- [Material provided]
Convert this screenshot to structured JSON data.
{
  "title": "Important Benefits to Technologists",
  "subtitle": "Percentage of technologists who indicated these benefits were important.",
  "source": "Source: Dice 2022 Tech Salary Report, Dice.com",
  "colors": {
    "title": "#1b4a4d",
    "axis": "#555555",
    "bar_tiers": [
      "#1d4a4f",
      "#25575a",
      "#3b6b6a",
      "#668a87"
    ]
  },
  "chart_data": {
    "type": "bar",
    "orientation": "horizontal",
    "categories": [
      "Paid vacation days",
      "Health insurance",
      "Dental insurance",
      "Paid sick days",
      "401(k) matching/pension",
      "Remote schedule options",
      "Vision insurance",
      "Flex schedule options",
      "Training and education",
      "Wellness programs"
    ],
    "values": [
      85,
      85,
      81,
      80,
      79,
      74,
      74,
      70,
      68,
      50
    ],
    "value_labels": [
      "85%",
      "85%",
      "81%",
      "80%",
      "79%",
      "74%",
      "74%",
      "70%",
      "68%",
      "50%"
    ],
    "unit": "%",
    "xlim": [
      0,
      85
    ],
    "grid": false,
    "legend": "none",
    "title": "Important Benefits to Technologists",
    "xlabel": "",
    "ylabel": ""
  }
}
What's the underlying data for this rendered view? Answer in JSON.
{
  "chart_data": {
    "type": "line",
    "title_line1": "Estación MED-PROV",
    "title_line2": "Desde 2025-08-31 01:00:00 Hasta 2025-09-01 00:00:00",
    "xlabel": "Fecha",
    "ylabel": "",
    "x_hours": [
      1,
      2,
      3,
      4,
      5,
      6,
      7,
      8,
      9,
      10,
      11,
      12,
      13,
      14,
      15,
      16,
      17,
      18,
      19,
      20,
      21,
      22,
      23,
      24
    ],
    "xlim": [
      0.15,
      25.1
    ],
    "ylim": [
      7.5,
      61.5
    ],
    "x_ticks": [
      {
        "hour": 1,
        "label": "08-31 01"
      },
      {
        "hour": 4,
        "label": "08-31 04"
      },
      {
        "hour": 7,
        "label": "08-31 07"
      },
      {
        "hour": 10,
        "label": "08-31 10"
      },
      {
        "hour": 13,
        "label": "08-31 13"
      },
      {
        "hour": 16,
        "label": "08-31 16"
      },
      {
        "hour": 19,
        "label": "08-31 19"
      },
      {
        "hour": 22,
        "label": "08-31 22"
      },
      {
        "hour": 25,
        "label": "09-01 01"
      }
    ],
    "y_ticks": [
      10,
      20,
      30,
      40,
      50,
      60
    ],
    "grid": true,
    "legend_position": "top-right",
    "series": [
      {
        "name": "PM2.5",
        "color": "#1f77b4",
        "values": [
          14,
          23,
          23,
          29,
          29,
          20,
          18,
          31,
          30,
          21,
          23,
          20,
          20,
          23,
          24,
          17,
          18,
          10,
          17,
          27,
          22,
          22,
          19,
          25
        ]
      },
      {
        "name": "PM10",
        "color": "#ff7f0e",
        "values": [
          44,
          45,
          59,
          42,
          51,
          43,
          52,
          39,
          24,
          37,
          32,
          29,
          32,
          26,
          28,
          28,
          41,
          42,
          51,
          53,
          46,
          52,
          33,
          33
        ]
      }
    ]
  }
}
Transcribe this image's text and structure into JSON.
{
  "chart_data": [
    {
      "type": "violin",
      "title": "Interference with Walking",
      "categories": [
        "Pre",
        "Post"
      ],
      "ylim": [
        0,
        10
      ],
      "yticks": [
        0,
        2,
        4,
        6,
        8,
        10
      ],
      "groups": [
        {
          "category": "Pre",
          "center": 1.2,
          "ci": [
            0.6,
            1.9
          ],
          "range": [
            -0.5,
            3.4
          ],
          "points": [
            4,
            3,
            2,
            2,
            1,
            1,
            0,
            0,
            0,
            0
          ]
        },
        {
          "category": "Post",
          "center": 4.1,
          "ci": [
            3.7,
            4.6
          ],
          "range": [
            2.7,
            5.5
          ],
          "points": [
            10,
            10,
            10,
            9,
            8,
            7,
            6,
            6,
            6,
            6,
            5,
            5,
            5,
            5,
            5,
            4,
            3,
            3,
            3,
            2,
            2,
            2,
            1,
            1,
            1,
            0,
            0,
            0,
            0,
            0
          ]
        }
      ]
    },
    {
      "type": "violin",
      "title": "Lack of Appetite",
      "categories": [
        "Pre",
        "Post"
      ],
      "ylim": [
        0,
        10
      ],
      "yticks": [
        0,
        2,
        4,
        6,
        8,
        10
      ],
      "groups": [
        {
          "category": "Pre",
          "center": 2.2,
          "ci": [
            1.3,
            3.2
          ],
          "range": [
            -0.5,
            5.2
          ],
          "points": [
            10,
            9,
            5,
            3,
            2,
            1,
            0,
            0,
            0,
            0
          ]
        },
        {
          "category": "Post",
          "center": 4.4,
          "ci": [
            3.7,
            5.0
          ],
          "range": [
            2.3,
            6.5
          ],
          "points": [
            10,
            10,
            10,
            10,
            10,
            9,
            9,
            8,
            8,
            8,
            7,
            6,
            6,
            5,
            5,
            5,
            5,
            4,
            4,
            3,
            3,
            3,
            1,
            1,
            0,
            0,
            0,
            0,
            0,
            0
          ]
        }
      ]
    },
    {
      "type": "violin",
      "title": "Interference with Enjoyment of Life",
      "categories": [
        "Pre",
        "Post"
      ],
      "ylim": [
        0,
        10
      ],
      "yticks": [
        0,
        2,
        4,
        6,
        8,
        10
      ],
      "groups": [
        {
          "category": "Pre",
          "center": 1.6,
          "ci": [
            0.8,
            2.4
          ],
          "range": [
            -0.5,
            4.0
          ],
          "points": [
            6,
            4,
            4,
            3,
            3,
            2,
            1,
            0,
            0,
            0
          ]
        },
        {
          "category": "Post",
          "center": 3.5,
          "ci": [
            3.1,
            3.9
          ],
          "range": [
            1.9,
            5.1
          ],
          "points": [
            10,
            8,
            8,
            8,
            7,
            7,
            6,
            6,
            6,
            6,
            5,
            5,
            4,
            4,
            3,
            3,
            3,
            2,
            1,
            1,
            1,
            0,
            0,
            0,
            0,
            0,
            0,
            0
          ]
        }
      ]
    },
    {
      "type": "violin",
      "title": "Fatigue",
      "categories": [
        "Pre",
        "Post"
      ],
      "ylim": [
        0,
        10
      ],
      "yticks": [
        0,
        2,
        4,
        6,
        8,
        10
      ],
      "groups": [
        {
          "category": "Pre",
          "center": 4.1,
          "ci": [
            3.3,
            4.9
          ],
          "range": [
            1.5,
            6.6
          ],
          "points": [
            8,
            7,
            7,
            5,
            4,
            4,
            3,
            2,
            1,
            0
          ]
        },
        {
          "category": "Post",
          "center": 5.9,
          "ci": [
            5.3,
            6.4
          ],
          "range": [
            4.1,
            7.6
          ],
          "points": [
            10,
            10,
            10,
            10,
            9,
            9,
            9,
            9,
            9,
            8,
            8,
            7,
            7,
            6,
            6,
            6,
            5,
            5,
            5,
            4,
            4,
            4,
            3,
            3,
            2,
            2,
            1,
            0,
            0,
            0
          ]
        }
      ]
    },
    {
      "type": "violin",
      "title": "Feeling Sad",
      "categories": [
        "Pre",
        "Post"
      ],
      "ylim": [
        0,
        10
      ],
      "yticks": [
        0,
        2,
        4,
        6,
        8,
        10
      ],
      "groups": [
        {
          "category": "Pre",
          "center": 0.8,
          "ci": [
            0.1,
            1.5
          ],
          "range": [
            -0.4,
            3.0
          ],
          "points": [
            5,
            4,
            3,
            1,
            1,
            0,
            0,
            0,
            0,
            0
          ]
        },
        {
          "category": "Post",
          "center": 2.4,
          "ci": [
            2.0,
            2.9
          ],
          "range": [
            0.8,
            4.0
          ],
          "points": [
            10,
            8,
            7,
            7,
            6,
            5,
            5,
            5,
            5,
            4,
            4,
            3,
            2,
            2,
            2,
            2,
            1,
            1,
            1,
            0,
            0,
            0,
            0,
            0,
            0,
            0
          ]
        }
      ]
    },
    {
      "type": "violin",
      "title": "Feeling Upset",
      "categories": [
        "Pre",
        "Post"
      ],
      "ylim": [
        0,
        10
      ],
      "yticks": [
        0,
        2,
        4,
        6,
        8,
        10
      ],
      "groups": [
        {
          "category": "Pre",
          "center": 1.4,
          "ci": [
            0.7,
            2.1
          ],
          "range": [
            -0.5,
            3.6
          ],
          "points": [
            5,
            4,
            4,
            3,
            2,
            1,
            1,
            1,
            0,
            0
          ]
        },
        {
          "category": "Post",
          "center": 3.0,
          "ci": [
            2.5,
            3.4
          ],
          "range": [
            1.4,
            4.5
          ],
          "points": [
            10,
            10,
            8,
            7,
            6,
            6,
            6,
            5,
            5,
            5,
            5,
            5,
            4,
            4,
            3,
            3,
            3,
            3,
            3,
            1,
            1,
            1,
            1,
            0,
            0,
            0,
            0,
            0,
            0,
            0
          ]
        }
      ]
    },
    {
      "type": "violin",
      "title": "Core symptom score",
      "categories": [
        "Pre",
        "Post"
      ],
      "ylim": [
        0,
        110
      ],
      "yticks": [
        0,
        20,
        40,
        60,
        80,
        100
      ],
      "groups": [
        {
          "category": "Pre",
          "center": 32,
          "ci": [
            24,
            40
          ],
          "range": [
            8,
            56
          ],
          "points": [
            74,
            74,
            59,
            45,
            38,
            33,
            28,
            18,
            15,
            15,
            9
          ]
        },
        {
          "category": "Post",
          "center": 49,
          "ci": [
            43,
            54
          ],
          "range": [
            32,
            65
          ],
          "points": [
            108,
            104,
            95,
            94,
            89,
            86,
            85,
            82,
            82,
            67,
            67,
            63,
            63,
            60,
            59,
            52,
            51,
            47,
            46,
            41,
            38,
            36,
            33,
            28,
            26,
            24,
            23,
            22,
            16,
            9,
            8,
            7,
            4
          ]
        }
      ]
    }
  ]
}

- [To be done] Among the lines of the data above, count those holding "schedule" and state only the number.

- [Output of the exercise] 2